## EXERCISE AIM
Reproduce the stretch of data from the line containing "wardrobe-item bbox=[306, 335, 318, 341]" through the line containing "wall bbox=[258, 614, 270, 620]", swapping "balcony-rail" for "balcony-railing" and leaving everything else unchanged.

## DATASET RECORDS
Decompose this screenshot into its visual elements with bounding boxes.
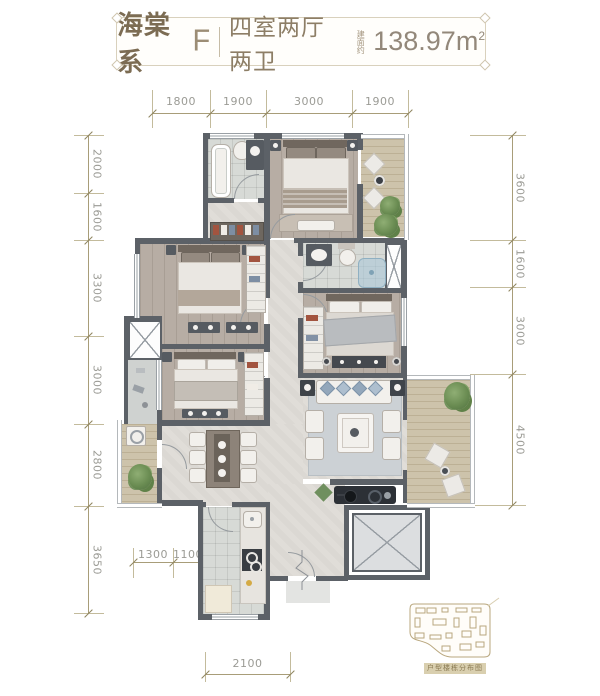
wardrobe-item bbox=[306, 335, 318, 341]
tv-console bbox=[332, 356, 386, 368]
bed-headboard bbox=[174, 352, 236, 359]
closet-item bbox=[253, 225, 259, 235]
wall bbox=[203, 203, 208, 243]
dim-label-right-2: 3000 bbox=[514, 316, 527, 346]
wardrobe-item bbox=[247, 384, 258, 390]
bed-blanket bbox=[323, 315, 397, 347]
utility-item bbox=[142, 402, 148, 408]
toilet bbox=[339, 249, 356, 266]
plate bbox=[218, 455, 226, 463]
balcony-rail bbox=[407, 503, 475, 508]
dim-extension bbox=[210, 90, 211, 128]
wardrobe-item bbox=[306, 315, 318, 321]
closet-item bbox=[213, 225, 219, 235]
bed-bench bbox=[297, 220, 335, 231]
refrigerator bbox=[205, 585, 232, 613]
balcony-rail bbox=[117, 503, 162, 508]
dim-label-right-3: 4500 bbox=[514, 425, 527, 455]
wall bbox=[357, 184, 363, 240]
dim-line-top bbox=[152, 113, 408, 114]
table-tray bbox=[350, 428, 359, 437]
dim-label-top-2: 3000 bbox=[294, 95, 324, 108]
window bbox=[282, 133, 344, 139]
wall bbox=[203, 502, 206, 507]
wall bbox=[258, 614, 270, 620]
dining-chair bbox=[240, 450, 257, 465]
stool bbox=[322, 357, 331, 366]
plate bbox=[218, 469, 226, 477]
nightstand bbox=[166, 245, 176, 255]
key-plan-inset bbox=[400, 596, 500, 668]
dim-label-left-3: 3000 bbox=[91, 365, 104, 395]
armchair bbox=[305, 437, 324, 460]
dining-chair bbox=[240, 432, 257, 447]
dim-extension bbox=[290, 652, 291, 682]
wall bbox=[268, 576, 288, 581]
bed-blanket bbox=[174, 381, 238, 401]
nightstand bbox=[270, 140, 281, 151]
stool bbox=[392, 357, 401, 366]
bed-headboard bbox=[178, 245, 240, 252]
wall bbox=[264, 324, 270, 349]
window bbox=[156, 358, 162, 410]
master-bed-throw bbox=[283, 188, 347, 208]
utility-item bbox=[136, 368, 145, 373]
dim-extension bbox=[470, 240, 526, 241]
balcony-rail bbox=[117, 420, 122, 508]
closet-item bbox=[245, 225, 251, 235]
storage-bench bbox=[188, 322, 220, 333]
window bbox=[212, 614, 258, 620]
dim-label-bottom-0: 2100 bbox=[233, 657, 263, 670]
dim-label-bottom-upper-0: 1300 bbox=[138, 548, 168, 561]
unit-code: F bbox=[193, 24, 211, 59]
dim-line-bottom-upper bbox=[133, 562, 203, 563]
title-banner: 海棠系 F 四室两厅两卫 建面约 138.97m2 bbox=[116, 17, 486, 66]
dim-line-bottom bbox=[205, 674, 290, 675]
wardrobe-item bbox=[247, 362, 258, 368]
master-bed-headboard bbox=[283, 140, 347, 147]
armchair bbox=[382, 410, 401, 433]
dim-extension bbox=[352, 90, 353, 128]
dim-extension bbox=[470, 505, 526, 506]
window bbox=[134, 254, 140, 318]
balcony-rail bbox=[407, 375, 475, 380]
elevator-shaft bbox=[352, 513, 422, 572]
balcony-table bbox=[374, 175, 385, 186]
sink-basin bbox=[311, 249, 327, 261]
dim-extension bbox=[470, 287, 526, 288]
side-table bbox=[300, 380, 315, 396]
dim-label-left-2: 3300 bbox=[91, 273, 104, 303]
wall bbox=[303, 373, 407, 378]
bed-throw bbox=[178, 290, 240, 306]
bed-duvet bbox=[178, 262, 242, 314]
balcony-rail bbox=[361, 134, 409, 139]
wardrobe-item bbox=[249, 256, 260, 262]
wall bbox=[160, 500, 203, 506]
wall bbox=[264, 378, 270, 424]
bed-headboard bbox=[326, 294, 392, 301]
area-prefix: 建面约 bbox=[356, 30, 364, 54]
wall bbox=[157, 420, 270, 426]
kettle bbox=[246, 580, 252, 586]
wall bbox=[198, 614, 212, 620]
window bbox=[210, 133, 254, 139]
wall bbox=[330, 479, 407, 485]
dim-label-top-3: 1900 bbox=[365, 95, 395, 108]
break-line-symbol bbox=[294, 550, 310, 590]
title-divider bbox=[219, 27, 220, 57]
closet-item bbox=[229, 225, 235, 235]
dim-label-left-5: 3650 bbox=[91, 545, 104, 575]
dim-label-right-1: 1600 bbox=[514, 249, 527, 279]
plant bbox=[380, 196, 400, 216]
area-unit: m bbox=[456, 26, 479, 56]
series-name: 海棠系 bbox=[117, 5, 184, 79]
stove bbox=[242, 549, 262, 571]
kitchen-sink bbox=[243, 511, 262, 528]
area-value: 138.97m2 bbox=[373, 26, 485, 57]
nightstand bbox=[347, 140, 358, 151]
wall bbox=[298, 240, 303, 256]
dining-chair bbox=[189, 450, 206, 465]
dim-label-left-1: 1600 bbox=[91, 202, 104, 232]
dim-extension bbox=[266, 90, 267, 128]
sink-basin bbox=[250, 146, 260, 156]
nightstand bbox=[162, 352, 172, 362]
ac-platform-shaft bbox=[128, 320, 162, 360]
wall bbox=[425, 505, 430, 580]
wall bbox=[162, 344, 270, 349]
balcony-table bbox=[440, 466, 450, 476]
dining-chair bbox=[189, 468, 206, 483]
storage-bench bbox=[226, 322, 258, 333]
wall bbox=[157, 424, 162, 440]
armchair bbox=[382, 437, 401, 460]
floor-plan-page: 海棠系 F 四室两厅两卫 建面约 138.97m2 18001900300019… bbox=[0, 0, 600, 696]
closet-item bbox=[237, 225, 243, 235]
washing-machine bbox=[126, 426, 146, 446]
plant bbox=[128, 464, 152, 490]
dim-extension bbox=[470, 135, 526, 136]
side-table bbox=[390, 380, 405, 396]
wall bbox=[344, 575, 430, 580]
layout-description: 四室两厅两卫 bbox=[229, 8, 347, 76]
cooktop-counter bbox=[334, 486, 396, 504]
bed-end-bench bbox=[182, 409, 228, 418]
wall bbox=[403, 470, 407, 503]
dining-chair bbox=[240, 468, 257, 483]
key-plan-caption: 户型楼栋分布图 bbox=[424, 663, 486, 674]
dim-label-right-0: 3600 bbox=[514, 173, 527, 203]
wall bbox=[157, 468, 162, 504]
closet-item bbox=[221, 225, 227, 235]
wall bbox=[203, 133, 208, 203]
area-exponent: 2 bbox=[478, 29, 485, 43]
balcony-rail bbox=[404, 134, 409, 240]
dim-label-top-1: 1900 bbox=[223, 95, 253, 108]
bathtub bbox=[211, 144, 231, 198]
dining-chair bbox=[189, 432, 206, 447]
armchair bbox=[305, 410, 324, 433]
plant bbox=[374, 214, 398, 236]
wall bbox=[135, 238, 140, 254]
plant bbox=[444, 382, 470, 410]
shower bbox=[358, 258, 386, 288]
dim-extension bbox=[152, 90, 153, 128]
dim-extension bbox=[470, 374, 526, 375]
dim-extension bbox=[205, 652, 206, 682]
banner-corner-ornament bbox=[479, 59, 490, 70]
duct-shaft bbox=[385, 243, 403, 290]
area-number: 138.97 bbox=[373, 26, 456, 56]
dim-extension bbox=[408, 90, 409, 128]
balcony-rail bbox=[470, 375, 475, 508]
banner-corner-ornament bbox=[479, 12, 490, 23]
wardrobe-item bbox=[249, 276, 260, 282]
wall bbox=[344, 505, 349, 580]
window bbox=[401, 298, 407, 346]
dim-line-left bbox=[88, 135, 89, 613]
wall bbox=[258, 198, 265, 203]
wall bbox=[198, 502, 203, 620]
plate bbox=[218, 441, 226, 449]
dim-label-top-0: 1800 bbox=[166, 95, 196, 108]
dim-label-left-0: 2000 bbox=[91, 149, 104, 179]
dim-label-left-4: 2800 bbox=[91, 450, 104, 480]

## CORRECT OUTPUT
wardrobe-item bbox=[306, 335, 318, 341]
tv-console bbox=[332, 356, 386, 368]
bed-headboard bbox=[174, 352, 236, 359]
closet-item bbox=[253, 225, 259, 235]
wall bbox=[203, 203, 208, 243]
dim-label-right-2: 3000 bbox=[514, 316, 527, 346]
wardrobe-item bbox=[247, 384, 258, 390]
bed-blanket bbox=[323, 315, 397, 347]
utility-item bbox=[142, 402, 148, 408]
toilet bbox=[339, 249, 356, 266]
plate bbox=[218, 455, 226, 463]
balcony-railing bbox=[407, 503, 475, 508]
dim-extension bbox=[210, 90, 211, 128]
wardrobe-item bbox=[306, 315, 318, 321]
closet-item bbox=[213, 225, 219, 235]
bed-bench bbox=[297, 220, 335, 231]
refrigerator bbox=[205, 585, 232, 613]
balcony-railing bbox=[117, 503, 162, 508]
dim-label-right-3: 4500 bbox=[514, 425, 527, 455]
wall bbox=[357, 184, 363, 240]
dim-line-top bbox=[152, 113, 408, 114]
table-tray bbox=[350, 428, 359, 437]
dim-label-top-2: 3000 bbox=[294, 95, 324, 108]
window bbox=[282, 133, 344, 139]
wall bbox=[203, 502, 206, 507]
wall bbox=[258, 614, 270, 620]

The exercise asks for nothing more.